Start

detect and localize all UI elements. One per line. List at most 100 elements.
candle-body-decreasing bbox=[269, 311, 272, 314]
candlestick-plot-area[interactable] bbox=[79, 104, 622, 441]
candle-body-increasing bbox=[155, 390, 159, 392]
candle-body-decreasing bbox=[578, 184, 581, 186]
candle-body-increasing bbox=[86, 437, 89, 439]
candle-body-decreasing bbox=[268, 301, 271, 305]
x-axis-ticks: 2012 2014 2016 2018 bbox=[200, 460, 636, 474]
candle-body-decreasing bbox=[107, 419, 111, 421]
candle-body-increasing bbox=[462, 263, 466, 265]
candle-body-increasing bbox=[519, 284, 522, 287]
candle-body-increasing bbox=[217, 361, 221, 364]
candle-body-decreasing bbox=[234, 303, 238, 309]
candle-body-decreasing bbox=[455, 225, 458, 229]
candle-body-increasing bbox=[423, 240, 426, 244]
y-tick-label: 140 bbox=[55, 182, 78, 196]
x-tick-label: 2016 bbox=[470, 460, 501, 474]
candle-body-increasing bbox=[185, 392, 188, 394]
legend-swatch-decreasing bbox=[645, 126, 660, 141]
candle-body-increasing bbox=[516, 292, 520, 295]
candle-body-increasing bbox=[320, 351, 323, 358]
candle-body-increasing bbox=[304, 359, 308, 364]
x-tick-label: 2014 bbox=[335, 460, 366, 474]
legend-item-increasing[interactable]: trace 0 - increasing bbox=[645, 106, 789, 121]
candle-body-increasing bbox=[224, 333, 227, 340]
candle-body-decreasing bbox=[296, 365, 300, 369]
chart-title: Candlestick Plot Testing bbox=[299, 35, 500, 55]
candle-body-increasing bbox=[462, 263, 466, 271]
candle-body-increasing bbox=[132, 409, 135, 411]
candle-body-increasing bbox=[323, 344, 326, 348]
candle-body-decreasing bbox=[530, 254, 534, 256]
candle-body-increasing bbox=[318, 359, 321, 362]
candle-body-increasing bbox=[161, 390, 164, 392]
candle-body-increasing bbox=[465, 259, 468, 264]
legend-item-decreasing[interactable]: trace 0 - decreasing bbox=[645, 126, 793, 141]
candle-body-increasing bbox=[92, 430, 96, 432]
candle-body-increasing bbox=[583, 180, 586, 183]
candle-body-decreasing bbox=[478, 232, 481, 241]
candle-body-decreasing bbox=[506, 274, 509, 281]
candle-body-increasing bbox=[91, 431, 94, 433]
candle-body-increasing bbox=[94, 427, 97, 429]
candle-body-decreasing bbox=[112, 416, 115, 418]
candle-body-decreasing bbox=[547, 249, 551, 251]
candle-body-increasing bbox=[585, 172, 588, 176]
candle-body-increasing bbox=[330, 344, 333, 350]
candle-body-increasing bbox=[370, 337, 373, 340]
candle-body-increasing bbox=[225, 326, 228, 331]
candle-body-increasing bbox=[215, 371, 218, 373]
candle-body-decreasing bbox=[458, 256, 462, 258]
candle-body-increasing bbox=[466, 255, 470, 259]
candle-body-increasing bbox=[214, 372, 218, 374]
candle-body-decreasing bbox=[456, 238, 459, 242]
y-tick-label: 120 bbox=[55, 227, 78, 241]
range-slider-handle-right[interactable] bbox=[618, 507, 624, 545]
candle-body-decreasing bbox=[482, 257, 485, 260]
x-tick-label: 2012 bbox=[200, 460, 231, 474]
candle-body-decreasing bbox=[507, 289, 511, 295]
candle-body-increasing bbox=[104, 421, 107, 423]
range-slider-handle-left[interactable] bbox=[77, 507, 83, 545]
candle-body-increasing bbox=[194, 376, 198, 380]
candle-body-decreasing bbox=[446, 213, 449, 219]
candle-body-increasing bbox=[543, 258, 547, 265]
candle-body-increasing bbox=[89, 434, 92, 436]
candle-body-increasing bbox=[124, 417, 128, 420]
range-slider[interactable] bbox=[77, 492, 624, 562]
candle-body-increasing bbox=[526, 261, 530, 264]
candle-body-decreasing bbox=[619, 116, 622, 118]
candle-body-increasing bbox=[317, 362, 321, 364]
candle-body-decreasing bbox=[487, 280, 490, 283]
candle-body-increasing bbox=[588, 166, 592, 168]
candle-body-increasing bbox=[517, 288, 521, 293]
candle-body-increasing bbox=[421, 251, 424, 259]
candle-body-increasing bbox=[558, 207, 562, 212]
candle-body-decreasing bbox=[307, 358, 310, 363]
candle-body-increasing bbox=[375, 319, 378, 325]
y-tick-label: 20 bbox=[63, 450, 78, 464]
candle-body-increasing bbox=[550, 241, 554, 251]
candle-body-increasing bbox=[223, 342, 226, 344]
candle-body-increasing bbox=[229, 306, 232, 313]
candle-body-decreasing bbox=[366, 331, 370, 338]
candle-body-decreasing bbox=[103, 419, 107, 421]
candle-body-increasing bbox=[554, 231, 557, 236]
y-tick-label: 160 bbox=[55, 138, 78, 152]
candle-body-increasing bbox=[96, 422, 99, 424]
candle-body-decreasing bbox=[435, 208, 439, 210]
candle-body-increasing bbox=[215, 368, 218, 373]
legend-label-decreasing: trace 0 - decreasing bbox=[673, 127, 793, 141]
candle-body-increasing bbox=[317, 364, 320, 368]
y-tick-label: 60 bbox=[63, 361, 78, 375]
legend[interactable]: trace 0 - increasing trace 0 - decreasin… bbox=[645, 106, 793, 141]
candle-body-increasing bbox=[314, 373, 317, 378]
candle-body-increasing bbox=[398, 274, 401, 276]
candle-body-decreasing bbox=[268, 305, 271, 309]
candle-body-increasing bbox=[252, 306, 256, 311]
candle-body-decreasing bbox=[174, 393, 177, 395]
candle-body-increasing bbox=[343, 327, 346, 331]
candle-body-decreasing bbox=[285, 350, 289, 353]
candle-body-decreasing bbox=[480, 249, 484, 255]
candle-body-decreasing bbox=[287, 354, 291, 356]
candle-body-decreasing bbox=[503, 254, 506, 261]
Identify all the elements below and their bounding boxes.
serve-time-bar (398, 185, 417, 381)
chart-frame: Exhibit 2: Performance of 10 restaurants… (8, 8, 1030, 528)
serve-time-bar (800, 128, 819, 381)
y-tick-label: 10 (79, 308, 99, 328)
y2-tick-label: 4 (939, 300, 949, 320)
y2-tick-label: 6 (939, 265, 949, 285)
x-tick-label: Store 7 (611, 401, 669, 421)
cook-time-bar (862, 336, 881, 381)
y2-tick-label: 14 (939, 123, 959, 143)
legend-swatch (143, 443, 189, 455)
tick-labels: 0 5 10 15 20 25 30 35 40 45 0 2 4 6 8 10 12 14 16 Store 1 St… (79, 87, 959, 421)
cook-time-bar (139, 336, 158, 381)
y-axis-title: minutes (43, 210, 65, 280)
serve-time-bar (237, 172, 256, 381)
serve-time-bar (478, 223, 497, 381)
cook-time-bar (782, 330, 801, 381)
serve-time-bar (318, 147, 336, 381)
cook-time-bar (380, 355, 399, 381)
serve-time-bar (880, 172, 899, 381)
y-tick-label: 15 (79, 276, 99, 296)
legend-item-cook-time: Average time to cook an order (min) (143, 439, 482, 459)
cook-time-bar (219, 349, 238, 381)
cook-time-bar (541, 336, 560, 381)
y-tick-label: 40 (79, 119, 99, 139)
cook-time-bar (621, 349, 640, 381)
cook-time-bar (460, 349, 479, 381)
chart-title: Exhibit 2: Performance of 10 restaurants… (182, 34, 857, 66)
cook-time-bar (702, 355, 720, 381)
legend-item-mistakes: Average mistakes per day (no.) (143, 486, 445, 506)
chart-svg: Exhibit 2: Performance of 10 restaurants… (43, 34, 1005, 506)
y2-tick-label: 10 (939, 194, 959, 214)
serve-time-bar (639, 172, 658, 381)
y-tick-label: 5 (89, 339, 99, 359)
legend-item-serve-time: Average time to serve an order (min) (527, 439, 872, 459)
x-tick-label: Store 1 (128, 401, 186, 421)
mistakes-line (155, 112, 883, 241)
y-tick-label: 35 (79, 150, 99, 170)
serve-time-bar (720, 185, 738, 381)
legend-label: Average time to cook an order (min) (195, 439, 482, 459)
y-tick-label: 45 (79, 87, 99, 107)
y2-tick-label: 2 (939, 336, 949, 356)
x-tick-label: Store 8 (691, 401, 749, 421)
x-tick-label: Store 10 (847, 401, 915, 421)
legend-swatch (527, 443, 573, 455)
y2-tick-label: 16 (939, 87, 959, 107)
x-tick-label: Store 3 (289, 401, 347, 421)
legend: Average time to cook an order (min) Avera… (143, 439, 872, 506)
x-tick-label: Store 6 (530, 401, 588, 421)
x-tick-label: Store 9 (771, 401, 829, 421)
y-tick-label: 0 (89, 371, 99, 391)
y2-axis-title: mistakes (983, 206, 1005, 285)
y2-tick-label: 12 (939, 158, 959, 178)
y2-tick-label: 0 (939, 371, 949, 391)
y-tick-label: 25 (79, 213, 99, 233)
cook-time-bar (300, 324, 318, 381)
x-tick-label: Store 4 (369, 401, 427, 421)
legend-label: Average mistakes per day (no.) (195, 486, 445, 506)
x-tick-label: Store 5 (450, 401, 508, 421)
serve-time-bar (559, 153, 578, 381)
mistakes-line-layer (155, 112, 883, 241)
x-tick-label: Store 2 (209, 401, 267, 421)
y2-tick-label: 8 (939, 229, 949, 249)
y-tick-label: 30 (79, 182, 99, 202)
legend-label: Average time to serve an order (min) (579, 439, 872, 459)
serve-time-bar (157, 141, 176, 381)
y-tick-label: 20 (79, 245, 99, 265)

End

Could you write out the rows from the start through the row containing "candle-body-increasing bbox=[217, 361, 221, 364]", renaming "candle-body-decreasing" to "candle-body-down" and leaving everything else the same?

SOLUTION FOR THIS EXERCISE:
detect and localize all UI elements. One per line. List at most 100 elements.
candle-body-down bbox=[269, 311, 272, 314]
candlestick-plot-area[interactable] bbox=[79, 104, 622, 441]
candle-body-increasing bbox=[155, 390, 159, 392]
candle-body-down bbox=[578, 184, 581, 186]
candle-body-increasing bbox=[86, 437, 89, 439]
candle-body-down bbox=[268, 301, 271, 305]
x-axis-ticks: 2012 2014 2016 2018 bbox=[200, 460, 636, 474]
candle-body-down bbox=[107, 419, 111, 421]
candle-body-increasing bbox=[462, 263, 466, 265]
candle-body-increasing bbox=[519, 284, 522, 287]
candle-body-increasing bbox=[217, 361, 221, 364]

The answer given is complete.